EXERCISE =
The records need to be set down again exactly as they appear.

----- SOURCE DATA -----

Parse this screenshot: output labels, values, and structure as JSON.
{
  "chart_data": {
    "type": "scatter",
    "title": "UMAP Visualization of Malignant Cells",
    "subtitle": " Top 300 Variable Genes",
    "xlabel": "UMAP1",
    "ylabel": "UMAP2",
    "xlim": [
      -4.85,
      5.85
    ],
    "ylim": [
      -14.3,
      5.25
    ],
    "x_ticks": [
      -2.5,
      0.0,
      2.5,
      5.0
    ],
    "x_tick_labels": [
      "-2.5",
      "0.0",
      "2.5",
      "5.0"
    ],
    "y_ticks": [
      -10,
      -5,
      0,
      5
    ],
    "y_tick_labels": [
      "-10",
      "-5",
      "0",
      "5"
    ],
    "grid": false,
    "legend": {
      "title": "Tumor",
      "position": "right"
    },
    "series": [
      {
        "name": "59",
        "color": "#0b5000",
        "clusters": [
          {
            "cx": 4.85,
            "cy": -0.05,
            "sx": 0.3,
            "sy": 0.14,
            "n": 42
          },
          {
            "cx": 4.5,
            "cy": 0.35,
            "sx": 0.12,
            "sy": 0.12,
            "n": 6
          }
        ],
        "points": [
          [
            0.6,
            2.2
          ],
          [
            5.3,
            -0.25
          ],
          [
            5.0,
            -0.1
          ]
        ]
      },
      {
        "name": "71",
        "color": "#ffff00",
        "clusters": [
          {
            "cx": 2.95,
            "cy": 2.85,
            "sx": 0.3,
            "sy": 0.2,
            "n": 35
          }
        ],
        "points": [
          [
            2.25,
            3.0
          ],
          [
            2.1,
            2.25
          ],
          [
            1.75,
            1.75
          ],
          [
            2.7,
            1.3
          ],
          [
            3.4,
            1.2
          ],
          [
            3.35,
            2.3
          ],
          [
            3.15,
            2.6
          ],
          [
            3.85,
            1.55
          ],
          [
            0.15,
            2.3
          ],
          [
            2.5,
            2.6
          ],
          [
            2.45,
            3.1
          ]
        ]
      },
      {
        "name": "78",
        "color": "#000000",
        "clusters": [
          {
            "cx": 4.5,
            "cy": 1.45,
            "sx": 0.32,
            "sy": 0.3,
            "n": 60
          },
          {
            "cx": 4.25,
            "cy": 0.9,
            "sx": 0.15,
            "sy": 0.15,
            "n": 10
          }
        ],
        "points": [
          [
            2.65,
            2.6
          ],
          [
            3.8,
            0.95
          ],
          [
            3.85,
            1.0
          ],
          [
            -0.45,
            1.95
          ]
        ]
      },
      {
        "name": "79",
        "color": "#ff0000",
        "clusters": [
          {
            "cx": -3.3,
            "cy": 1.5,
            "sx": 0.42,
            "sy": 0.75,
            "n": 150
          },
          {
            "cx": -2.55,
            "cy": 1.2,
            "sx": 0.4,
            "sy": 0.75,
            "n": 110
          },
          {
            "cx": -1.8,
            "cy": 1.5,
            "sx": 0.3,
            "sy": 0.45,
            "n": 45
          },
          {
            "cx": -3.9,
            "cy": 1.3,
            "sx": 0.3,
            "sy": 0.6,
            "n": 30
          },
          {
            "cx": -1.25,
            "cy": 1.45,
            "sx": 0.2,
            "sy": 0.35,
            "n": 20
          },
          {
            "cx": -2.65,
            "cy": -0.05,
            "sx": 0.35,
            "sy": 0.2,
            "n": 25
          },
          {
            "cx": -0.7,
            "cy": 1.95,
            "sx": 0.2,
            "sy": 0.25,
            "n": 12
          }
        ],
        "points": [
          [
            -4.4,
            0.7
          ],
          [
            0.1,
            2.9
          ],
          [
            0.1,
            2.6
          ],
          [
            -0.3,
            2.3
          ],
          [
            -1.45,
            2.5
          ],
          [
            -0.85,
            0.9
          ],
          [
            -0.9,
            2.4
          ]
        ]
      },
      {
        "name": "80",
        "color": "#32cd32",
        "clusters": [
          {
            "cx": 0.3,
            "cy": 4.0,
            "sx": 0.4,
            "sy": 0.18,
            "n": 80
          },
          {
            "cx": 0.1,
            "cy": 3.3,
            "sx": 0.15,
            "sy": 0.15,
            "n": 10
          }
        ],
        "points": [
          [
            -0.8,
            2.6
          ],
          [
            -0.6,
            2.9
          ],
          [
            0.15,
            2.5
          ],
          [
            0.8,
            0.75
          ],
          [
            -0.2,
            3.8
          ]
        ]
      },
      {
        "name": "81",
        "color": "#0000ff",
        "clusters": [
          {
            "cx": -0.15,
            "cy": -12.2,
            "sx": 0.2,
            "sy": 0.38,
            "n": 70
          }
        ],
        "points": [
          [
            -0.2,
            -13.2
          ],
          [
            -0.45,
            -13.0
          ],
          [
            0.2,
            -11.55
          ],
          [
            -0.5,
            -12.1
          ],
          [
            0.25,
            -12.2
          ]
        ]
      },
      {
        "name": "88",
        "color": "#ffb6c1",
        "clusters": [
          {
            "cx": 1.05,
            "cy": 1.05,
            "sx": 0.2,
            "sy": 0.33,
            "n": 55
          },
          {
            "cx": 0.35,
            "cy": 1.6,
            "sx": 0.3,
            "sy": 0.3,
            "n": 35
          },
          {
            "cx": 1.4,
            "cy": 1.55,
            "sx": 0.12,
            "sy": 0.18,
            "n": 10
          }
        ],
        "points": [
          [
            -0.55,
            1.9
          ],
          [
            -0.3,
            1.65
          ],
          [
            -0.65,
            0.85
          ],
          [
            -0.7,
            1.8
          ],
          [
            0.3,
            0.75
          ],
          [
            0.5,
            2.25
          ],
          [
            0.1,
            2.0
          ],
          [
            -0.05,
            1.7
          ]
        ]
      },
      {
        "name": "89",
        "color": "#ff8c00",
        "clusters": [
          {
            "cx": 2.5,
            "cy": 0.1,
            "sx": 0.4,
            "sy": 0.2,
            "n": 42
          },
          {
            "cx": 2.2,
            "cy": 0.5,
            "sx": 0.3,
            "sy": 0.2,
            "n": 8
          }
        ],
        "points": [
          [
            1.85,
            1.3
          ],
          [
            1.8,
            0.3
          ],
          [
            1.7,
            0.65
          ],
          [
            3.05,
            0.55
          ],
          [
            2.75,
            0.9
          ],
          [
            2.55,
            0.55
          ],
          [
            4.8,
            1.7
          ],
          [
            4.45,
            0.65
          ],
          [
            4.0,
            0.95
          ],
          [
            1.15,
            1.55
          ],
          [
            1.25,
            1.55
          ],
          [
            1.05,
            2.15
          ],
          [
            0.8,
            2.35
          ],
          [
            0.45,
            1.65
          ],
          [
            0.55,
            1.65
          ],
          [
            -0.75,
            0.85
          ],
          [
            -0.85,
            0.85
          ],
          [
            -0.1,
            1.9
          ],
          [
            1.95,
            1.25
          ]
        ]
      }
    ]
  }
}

-----

RESPONSE TO THIS EXERCISE =
Parse this screenshot: output labels, values, and structure as JSON.
{
  "chart_data": {
    "type": "scatter",
    "title": "UMAP Visualization of Malignant Cells",
    "subtitle": " Top 300 Variable Genes",
    "xlabel": "UMAP1",
    "ylabel": "UMAP2",
    "xlim": [
      -4.85,
      5.85
    ],
    "ylim": [
      -14.3,
      5.25
    ],
    "x_ticks": [
      -2.5,
      0.0,
      2.5,
      5.0
    ],
    "x_tick_labels": [
      "-2.5",
      "0.0",
      "2.5",
      "5.0"
    ],
    "y_ticks": [
      -10,
      -5,
      0,
      5
    ],
    "y_tick_labels": [
      "-10",
      "-5",
      "0",
      "5"
    ],
    "grid": false,
    "legend": {
      "title": "Tumor",
      "position": "right"
    },
    "series": [
      {
        "name": "59",
        "color": "#0b5000",
        "clusters": [
          {
            "cx": 4.85,
            "cy": -0.05,
            "sx": 0.3,
            "sy": 0.14,
            "n": 42
          },
          {
            "cx": 4.5,
            "cy": 0.35,
            "sx": 0.12,
            "sy": 0.12,
            "n": 6
          }
        ],
        "points": [
          [
            0.6,
            2.2
          ],
          [
            5.3,
            -0.25
          ],
          [
            5.0,
            -0.1
          ]
        ]
      },
      {
        "name": "71",
        "color": "#ffff00",
        "clusters": [
          {
            "cx": 2.95,
            "cy": 2.85,
            "sx": 0.3,
            "sy": 0.2,
            "n": 35
          }
        ],
        "points": [
          [
            2.25,
            3.0
          ],
          [
            2.1,
            2.25
          ],
          [
            1.75,
            1.75
          ],
          [
            2.7,
            1.3
          ],
          [
            3.4,
            1.2
          ],
          [
            3.35,
            2.3
          ],
          [
            3.15,
            2.6
          ],
          [
            3.85,
            1.55
          ],
          [
            0.15,
            2.3
          ],
          [
            2.5,
            2.6
          ],
          [
            2.45,
            3.1
          ]
        ]
      },
      {
        "name": "78",
        "color": "#000000",
        "clusters": [
          {
            "cx": 4.5,
            "cy": 1.45,
            "sx": 0.32,
            "sy": 0.3,
            "n": 60
          },
          {
            "cx": 4.25,
            "cy": 0.9,
            "sx": 0.15,
            "sy": 0.15,
            "n": 10
          }
        ],
        "points": [
          [
            2.65,
            2.6
          ],
          [
            3.8,
            0.95
          ],
          [
            3.85,
            1.0
          ],
          [
            -0.45,
            1.95
          ]
        ]
      },
      {
        "name": "79",
        "color": "#ff0000",
        "clusters": [
          {
            "cx": -3.3,
            "cy": 1.5,
            "sx": 0.42,
            "sy": 0.75,
            "n": 150
          },
          {
            "cx": -2.55,
            "cy": 1.2,
            "sx": 0.4,
            "sy": 0.75,
            "n": 110
          },
          {
            "cx": -1.8,
            "cy": 1.5,
            "sx": 0.3,
            "sy": 0.45,
            "n": 45
          },
          {
            "cx": -3.9,
            "cy": 1.3,
            "sx": 0.3,
            "sy": 0.6,
            "n": 30
          },
          {
            "cx": -1.25,
            "cy": 1.45,
            "sx": 0.2,
            "sy": 0.35,
            "n": 20
          },
          {
            "cx": -2.65,
            "cy": -0.05,
            "sx": 0.35,
            "sy": 0.2,
            "n": 25
          },
          {
            "cx": -0.7,
            "cy": 1.95,
            "sx": 0.2,
            "sy": 0.25,
            "n": 12
          }
        ],
        "points": [
          [
            -4.4,
            0.7
          ],
          [
            0.1,
            2.9
          ],
          [
            0.1,
            2.6
          ],
          [
            -0.3,
            2.3
          ],
          [
            -1.45,
            2.5
          ],
          [
            -0.85,
            0.9
          ],
          [
            -0.9,
            2.4
          ]
        ]
      },
      {
        "name": "80",
        "color": "#32cd32",
        "clusters": [
          {
            "cx": 0.3,
            "cy": 4.0,
            "sx": 0.4,
            "sy": 0.18,
            "n": 80
          },
          {
            "cx": 0.1,
            "cy": 3.3,
            "sx": 0.15,
            "sy": 0.15,
            "n": 10
          }
        ],
        "points": [
          [
            -0.8,
            2.6
          ],
          [
            -0.6,
            2.9
          ],
          [
            0.15,
            2.5
          ],
          [
            0.8,
            0.75
          ],
          [
            -0.2,
            3.8
          ]
        ]
      },
      {
        "name": "81",
        "color": "#0000ff",
        "clusters": [
          {
            "cx": -0.15,
            "cy": -12.2,
            "sx": 0.2,
            "sy": 0.38,
            "n": 70
          }
        ],
        "points": [
          [
            -0.2,
            -13.2
          ],
          [
            -0.45,
            -13.0
          ],
          [
            0.2,
            -11.55
          ],
          [
            -0.5,
            -12.1
          ],
          [
            0.25,
            -12.2
          ]
        ]
      },
      {
        "name": "88",
        "color": "#ffb6c1",
        "clusters": [
          {
            "cx": 1.05,
            "cy": 1.05,
            "sx": 0.2,
            "sy": 0.33,
            "n": 55
          },
          {
            "cx": 0.35,
            "cy": 1.6,
            "sx": 0.3,
            "sy": 0.3,
            "n": 35
          },
          {
            "cx": 1.4,
            "cy": 1.55,
            "sx": 0.12,
            "sy": 0.18,
            "n": 10
          }
        ],
        "points": [
          [
            -0.55,
            1.9
          ],
          [
            -0.3,
            1.65
          ],
          [
            -0.65,
            0.85
          ],
          [
            -0.7,
            1.8
          ],
          [
            0.3,
            0.75
          ],
          [
            0.5,
            2.25
          ],
          [
            0.1,
            2.0
          ],
          [
            -0.05,
            1.7
          ]
        ]
      },
      {
        "name": "89",
        "color": "#ff8c00",
        "clusters": [
          {
            "cx": 2.5,
            "cy": 0.1,
            "sx": 0.4,
            "sy": 0.2,
            "n": 42
          },
          {
            "cx": 2.2,
            "cy": 0.5,
            "sx": 0.3,
            "sy": 0.2,
            "n": 8
          }
        ],
        "points": [
          [
            1.85,
            1.3
          ],
          [
            1.8,
            0.3
          ],
          [
            1.7,
            0.65
          ],
          [
            3.05,
            0.55
          ],
          [
            2.75,
            0.9
          ],
          [
            2.55,
            0.55
          ],
          [
            4.8,
            1.7
          ],
          [
            4.45,
            0.65
          ],
          [
            4.0,
            0.95
          ],
          [
            1.15,
            1.55
          ],
          [
            1.25,
            1.55
          ],
          [
            1.05,
            2.15
          ],
          [
            0.8,
            2.35
          ],
          [
            0.45,
            1.65
          ],
          [
            0.55,
            1.65
          ],
          [
            -0.75,
            0.85
          ],
          [
            -0.85,
            0.85
          ],
          [
            -0.1,
            1.9
          ],
          [
            1.95,
            1.25
          ]
        ]
      }
    ]
  }
}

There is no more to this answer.